═══ SUPPLIED ENTRIES ═══
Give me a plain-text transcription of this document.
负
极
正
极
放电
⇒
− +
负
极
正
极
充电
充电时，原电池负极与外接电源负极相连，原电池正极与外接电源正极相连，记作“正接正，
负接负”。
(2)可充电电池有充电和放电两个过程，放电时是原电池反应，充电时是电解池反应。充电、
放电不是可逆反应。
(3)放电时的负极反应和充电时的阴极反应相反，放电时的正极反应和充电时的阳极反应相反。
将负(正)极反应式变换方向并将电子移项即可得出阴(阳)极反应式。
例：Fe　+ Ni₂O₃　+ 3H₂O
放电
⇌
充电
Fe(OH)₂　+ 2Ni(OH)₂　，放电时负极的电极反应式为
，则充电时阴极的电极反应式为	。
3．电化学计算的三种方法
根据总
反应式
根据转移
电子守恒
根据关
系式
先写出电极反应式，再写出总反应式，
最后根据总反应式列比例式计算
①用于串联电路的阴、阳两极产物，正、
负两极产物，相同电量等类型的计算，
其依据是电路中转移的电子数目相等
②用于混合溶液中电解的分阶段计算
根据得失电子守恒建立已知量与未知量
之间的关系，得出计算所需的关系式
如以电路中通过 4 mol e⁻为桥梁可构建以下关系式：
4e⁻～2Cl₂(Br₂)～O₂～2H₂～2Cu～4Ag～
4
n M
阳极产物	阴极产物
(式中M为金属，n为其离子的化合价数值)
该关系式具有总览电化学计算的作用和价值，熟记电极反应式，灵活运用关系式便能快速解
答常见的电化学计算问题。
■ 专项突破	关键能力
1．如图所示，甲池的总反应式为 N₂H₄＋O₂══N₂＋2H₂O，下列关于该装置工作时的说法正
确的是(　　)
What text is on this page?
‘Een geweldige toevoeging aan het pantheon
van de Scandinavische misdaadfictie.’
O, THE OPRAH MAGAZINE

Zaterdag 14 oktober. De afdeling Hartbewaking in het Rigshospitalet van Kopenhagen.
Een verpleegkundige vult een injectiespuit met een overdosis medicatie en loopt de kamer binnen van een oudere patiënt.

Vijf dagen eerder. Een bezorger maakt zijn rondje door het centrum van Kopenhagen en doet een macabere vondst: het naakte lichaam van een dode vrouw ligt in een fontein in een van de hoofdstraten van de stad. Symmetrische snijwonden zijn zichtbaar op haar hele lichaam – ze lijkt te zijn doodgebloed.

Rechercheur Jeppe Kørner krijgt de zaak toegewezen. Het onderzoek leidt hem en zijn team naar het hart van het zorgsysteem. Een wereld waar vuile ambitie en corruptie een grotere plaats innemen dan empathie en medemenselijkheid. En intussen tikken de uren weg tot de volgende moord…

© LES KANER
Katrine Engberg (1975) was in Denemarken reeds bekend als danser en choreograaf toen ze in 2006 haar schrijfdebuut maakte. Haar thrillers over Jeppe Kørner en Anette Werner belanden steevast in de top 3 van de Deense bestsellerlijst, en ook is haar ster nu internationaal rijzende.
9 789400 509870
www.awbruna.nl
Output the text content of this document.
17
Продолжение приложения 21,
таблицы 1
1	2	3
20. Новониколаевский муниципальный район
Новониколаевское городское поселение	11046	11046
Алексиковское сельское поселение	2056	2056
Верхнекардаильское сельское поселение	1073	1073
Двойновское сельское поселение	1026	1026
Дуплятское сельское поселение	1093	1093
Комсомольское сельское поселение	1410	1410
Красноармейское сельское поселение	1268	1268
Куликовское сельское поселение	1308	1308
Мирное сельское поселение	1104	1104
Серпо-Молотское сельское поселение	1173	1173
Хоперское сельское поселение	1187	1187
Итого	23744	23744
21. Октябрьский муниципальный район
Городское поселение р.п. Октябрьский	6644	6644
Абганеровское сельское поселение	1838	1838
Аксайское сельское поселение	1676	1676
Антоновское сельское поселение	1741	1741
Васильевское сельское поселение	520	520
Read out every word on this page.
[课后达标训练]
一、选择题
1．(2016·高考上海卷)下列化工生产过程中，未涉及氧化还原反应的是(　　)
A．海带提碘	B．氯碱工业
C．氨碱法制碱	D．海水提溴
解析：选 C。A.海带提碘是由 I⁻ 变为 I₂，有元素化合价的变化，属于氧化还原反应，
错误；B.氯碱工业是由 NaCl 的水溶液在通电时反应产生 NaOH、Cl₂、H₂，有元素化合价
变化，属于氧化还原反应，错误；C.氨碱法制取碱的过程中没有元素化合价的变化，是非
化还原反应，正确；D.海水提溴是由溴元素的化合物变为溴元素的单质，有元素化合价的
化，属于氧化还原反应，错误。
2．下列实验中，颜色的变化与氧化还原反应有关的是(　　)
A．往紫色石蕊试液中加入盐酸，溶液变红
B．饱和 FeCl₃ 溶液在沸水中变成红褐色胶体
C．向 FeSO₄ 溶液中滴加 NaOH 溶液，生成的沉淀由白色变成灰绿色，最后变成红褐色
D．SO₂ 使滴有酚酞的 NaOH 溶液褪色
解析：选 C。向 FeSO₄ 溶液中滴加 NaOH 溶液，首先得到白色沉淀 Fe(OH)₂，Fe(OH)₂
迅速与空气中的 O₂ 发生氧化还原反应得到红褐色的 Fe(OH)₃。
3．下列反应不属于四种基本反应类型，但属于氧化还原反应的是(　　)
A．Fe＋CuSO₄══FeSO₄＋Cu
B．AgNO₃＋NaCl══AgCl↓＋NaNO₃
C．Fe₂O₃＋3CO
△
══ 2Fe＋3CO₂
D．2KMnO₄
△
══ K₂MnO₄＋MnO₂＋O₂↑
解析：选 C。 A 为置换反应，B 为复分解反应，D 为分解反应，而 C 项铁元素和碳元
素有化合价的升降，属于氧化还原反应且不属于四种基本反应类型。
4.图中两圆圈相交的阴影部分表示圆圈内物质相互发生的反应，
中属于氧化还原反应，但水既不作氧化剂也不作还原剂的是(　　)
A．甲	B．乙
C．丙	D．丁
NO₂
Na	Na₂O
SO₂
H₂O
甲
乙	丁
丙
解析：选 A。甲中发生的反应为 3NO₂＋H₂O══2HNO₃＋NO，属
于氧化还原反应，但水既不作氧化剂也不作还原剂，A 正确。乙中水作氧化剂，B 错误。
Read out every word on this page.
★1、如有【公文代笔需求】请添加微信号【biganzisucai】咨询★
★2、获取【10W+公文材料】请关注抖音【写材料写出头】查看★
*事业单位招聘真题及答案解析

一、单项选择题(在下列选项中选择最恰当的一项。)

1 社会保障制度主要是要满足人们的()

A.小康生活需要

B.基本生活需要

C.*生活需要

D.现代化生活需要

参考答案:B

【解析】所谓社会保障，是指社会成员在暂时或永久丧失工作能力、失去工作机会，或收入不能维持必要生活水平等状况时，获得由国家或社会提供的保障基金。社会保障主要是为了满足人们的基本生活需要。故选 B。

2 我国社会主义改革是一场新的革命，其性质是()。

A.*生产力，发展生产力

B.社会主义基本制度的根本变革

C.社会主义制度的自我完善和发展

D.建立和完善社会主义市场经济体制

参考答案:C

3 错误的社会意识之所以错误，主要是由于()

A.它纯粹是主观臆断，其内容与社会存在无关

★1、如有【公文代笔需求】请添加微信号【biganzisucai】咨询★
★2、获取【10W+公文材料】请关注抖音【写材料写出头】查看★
═══
# REQUEST
Search the records for the word "FeSO₄", then list every line that has it.

# REPLY
C．向 FeSO₄ 溶液中滴加 NaOH 溶液，生成的沉淀由白色变成灰绿色，最后变成红褐色
解析：选 C。向 FeSO₄ 溶液中滴加 NaOH 溶液，首先得到白色沉淀 Fe(OH)₂，Fe(OH)₂
A．Fe＋CuSO₄══FeSO₄＋Cu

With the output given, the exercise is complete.